Direction:
Select, from the material below, each line with "confidence" in it.

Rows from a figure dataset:
** start **
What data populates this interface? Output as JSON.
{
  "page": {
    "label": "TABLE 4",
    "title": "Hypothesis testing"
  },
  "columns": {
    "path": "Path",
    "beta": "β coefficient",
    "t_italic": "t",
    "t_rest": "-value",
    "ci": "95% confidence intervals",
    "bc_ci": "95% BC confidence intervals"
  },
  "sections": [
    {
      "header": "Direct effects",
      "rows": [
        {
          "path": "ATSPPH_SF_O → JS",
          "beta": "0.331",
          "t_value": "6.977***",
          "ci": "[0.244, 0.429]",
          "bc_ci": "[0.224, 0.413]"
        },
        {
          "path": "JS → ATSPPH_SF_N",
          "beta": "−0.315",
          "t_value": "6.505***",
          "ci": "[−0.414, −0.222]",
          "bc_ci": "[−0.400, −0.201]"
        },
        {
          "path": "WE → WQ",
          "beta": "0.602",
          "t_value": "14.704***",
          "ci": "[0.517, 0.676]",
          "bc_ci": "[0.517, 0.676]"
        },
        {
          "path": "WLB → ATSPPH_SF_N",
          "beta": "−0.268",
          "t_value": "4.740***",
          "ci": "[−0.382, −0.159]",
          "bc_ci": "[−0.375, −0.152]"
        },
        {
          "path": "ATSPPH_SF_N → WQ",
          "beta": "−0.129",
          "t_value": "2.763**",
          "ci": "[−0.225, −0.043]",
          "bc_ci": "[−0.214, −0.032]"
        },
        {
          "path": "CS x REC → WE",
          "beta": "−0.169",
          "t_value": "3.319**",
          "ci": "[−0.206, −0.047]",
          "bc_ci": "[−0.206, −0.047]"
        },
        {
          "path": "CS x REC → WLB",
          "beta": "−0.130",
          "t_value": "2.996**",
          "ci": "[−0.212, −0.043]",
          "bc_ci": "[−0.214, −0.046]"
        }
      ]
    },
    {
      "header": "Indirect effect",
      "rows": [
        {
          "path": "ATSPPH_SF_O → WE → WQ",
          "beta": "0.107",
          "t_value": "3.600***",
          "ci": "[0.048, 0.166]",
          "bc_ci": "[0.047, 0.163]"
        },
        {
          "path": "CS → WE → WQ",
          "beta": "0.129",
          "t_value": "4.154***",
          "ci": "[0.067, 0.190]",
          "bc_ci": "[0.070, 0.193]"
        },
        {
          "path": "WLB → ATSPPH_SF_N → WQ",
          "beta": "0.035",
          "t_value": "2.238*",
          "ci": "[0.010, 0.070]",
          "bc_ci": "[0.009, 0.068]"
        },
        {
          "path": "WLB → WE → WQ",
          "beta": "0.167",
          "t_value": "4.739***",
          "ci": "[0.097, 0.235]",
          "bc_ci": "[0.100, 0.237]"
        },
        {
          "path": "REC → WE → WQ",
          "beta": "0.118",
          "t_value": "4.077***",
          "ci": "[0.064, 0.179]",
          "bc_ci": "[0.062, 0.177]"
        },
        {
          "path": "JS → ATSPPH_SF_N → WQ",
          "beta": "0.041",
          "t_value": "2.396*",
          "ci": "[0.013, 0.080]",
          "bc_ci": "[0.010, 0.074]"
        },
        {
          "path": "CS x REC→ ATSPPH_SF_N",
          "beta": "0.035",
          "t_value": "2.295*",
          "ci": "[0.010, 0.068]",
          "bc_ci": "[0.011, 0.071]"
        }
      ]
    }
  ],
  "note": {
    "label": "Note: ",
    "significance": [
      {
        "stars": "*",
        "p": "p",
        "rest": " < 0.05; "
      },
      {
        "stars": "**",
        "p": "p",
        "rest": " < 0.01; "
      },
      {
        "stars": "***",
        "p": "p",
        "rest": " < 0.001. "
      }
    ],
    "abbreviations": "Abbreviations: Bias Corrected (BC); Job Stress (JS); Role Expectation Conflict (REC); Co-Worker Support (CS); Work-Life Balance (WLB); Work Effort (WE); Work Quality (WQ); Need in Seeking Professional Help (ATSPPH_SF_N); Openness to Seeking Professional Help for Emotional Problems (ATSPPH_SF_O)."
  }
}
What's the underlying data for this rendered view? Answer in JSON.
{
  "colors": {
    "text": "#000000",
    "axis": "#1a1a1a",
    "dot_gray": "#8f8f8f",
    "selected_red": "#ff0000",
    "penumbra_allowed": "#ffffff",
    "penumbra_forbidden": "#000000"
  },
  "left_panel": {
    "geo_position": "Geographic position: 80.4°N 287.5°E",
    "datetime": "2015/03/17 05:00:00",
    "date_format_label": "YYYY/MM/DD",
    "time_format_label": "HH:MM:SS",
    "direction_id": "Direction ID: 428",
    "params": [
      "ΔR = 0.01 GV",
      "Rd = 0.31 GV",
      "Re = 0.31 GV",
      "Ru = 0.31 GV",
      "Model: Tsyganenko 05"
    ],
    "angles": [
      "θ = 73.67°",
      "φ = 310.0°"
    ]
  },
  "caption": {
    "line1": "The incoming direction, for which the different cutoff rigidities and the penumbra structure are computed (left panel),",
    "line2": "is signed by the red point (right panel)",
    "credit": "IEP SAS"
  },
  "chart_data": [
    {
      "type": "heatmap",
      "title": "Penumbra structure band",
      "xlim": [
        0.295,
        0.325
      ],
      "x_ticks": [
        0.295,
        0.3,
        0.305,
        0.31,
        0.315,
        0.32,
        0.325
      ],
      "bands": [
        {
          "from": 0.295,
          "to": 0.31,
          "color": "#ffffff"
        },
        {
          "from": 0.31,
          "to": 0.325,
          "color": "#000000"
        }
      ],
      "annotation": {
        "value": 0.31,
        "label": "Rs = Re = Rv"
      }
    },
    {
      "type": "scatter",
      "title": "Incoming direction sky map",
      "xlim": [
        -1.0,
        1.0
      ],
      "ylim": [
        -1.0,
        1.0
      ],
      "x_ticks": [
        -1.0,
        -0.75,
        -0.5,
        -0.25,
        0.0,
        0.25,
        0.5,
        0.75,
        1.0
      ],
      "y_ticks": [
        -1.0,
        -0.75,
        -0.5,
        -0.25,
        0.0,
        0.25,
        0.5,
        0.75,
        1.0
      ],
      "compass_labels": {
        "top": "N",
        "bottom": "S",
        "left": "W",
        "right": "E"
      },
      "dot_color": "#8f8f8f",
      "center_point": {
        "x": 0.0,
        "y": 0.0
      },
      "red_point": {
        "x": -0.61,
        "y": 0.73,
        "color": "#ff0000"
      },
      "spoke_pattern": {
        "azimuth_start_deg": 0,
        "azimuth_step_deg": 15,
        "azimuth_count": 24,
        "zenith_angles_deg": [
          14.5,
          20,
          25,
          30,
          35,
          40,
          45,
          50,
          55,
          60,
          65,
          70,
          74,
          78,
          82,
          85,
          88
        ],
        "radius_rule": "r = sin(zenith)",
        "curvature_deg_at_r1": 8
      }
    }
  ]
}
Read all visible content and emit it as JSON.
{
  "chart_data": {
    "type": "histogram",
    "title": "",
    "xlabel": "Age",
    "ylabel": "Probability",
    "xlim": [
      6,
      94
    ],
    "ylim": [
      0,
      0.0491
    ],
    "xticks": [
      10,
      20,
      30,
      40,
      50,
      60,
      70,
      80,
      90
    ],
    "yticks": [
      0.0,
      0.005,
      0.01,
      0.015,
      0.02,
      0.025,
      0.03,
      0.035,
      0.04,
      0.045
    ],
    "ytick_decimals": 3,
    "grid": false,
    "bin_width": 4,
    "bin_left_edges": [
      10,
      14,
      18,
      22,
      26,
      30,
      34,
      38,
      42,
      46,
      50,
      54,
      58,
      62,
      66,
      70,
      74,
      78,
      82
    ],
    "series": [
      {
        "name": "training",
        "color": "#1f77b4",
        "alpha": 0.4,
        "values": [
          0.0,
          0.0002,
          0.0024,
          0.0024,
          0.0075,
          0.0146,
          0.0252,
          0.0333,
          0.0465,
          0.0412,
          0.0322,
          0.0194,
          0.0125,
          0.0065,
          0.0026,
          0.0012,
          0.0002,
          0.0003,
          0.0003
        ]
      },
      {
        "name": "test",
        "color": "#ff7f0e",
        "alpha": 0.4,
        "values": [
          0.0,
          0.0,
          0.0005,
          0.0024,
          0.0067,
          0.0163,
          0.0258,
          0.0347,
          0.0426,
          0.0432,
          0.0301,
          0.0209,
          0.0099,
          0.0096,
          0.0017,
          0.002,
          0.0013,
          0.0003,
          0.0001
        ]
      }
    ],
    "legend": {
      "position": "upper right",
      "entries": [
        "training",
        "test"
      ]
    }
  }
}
** end **
Final result:
    "ci": "95% confidence intervals",
    "bc_ci": "95% BC confidence intervals"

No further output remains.